━━━ Data listing
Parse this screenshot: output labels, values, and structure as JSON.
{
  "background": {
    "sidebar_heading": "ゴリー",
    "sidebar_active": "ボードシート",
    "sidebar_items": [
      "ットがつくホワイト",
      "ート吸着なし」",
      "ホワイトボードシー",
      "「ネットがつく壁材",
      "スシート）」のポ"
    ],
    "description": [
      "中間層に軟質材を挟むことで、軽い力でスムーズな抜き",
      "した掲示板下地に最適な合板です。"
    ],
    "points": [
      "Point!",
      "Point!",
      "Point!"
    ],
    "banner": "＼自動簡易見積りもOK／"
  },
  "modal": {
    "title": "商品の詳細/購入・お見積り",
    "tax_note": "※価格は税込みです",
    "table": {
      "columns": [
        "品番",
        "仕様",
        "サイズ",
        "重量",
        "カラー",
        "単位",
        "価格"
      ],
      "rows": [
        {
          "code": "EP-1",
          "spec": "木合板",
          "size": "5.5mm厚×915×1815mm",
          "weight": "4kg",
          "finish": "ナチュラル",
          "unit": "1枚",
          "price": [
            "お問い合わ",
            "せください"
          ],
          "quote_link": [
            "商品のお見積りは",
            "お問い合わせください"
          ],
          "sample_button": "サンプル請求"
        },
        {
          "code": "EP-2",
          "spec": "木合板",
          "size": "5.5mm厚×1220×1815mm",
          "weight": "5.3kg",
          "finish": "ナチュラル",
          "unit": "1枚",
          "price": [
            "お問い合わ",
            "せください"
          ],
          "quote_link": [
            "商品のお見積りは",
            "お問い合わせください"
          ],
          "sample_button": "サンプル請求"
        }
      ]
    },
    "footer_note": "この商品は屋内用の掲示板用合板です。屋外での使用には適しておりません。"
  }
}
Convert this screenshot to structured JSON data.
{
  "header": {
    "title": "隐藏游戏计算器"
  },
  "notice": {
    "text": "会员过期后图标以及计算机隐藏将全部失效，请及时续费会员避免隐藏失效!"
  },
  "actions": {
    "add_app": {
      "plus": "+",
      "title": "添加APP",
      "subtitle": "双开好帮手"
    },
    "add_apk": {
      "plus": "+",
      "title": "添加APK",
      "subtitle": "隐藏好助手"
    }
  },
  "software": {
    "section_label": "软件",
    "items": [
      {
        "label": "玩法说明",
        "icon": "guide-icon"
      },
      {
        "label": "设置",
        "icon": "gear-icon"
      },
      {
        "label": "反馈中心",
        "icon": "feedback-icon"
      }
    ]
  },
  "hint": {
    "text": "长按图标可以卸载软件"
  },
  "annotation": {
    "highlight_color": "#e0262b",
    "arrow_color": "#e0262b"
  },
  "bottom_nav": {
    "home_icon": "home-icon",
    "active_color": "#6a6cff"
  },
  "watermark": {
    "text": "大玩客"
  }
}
━━━━━━
- Required task
Take the data above and return it exactly.

- Result of the task
Parse this screenshot: output labels, values, and structure as JSON.
{
  "background": {
    "sidebar_heading": "ゴリー",
    "sidebar_active": "ボードシート",
    "sidebar_items": [
      "ットがつくホワイト",
      "ート吸着なし」",
      "ホワイトボードシー",
      "「ネットがつく壁材",
      "スシート）」のポ"
    ],
    "description": [
      "中間層に軟質材を挟むことで、軽い力でスムーズな抜き",
      "した掲示板下地に最適な合板です。"
    ],
    "points": [
      "Point!",
      "Point!",
      "Point!"
    ],
    "banner": "＼自動簡易見積りもOK／"
  },
  "modal": {
    "title": "商品の詳細/購入・お見積り",
    "tax_note": "※価格は税込みです",
    "table": {
      "columns": [
        "品番",
        "仕様",
        "サイズ",
        "重量",
        "カラー",
        "単位",
        "価格"
      ],
      "rows": [
        {
          "code": "EP-1",
          "spec": "木合板",
          "size": "5.5mm厚×915×1815mm",
          "weight": "4kg",
          "finish": "ナチュラル",
          "unit": "1枚",
          "price": [
            "お問い合わ",
            "せください"
          ],
          "quote_link": [
            "商品のお見積りは",
            "お問い合わせください"
          ],
          "sample_button": "サンプル請求"
        },
        {
          "code": "EP-2",
          "spec": "木合板",
          "size": "5.5mm厚×1220×1815mm",
          "weight": "5.3kg",
          "finish": "ナチュラル",
          "unit": "1枚",
          "price": [
            "お問い合わ",
            "せください"
          ],
          "quote_link": [
            "商品のお見積りは",
            "お問い合わせください"
          ],
          "sample_button": "サンプル請求"
        }
      ]
    },
    "footer_note": "この商品は屋内用の掲示板用合板です。屋外での使用には適しておりません。"
  }
}
Convert this screenshot to structured JSON data.
{
  "header": {
    "title": "隐藏游戏计算器"
  },
  "notice": {
    "text": "会员过期后图标以及计算机隐藏将全部失效，请及时续费会员避免隐藏失效!"
  },
  "actions": {
    "add_app": {
      "plus": "+",
      "title": "添加APP",
      "subtitle": "双开好帮手"
    },
    "add_apk": {
      "plus": "+",
      "title": "添加APK",
      "subtitle": "隐藏好助手"
    }
  },
  "software": {
    "section_label": "软件",
    "items": [
      {
        "label": "玩法说明",
        "icon": "guide-icon"
      },
      {
        "label": "设置",
        "icon": "gear-icon"
      },
      {
        "label": "反馈中心",
        "icon": "feedback-icon"
      }
    ]
  },
  "hint": {
    "text": "长按图标可以卸载软件"
  },
  "annotation": {
    "highlight_color": "#e0262b",
    "arrow_color": "#e0262b"
  },
  "bottom_nav": {
    "home_icon": "home-icon",
    "active_color": "#6a6cff"
  },
  "watermark": {
    "text": "大玩客"
  }
}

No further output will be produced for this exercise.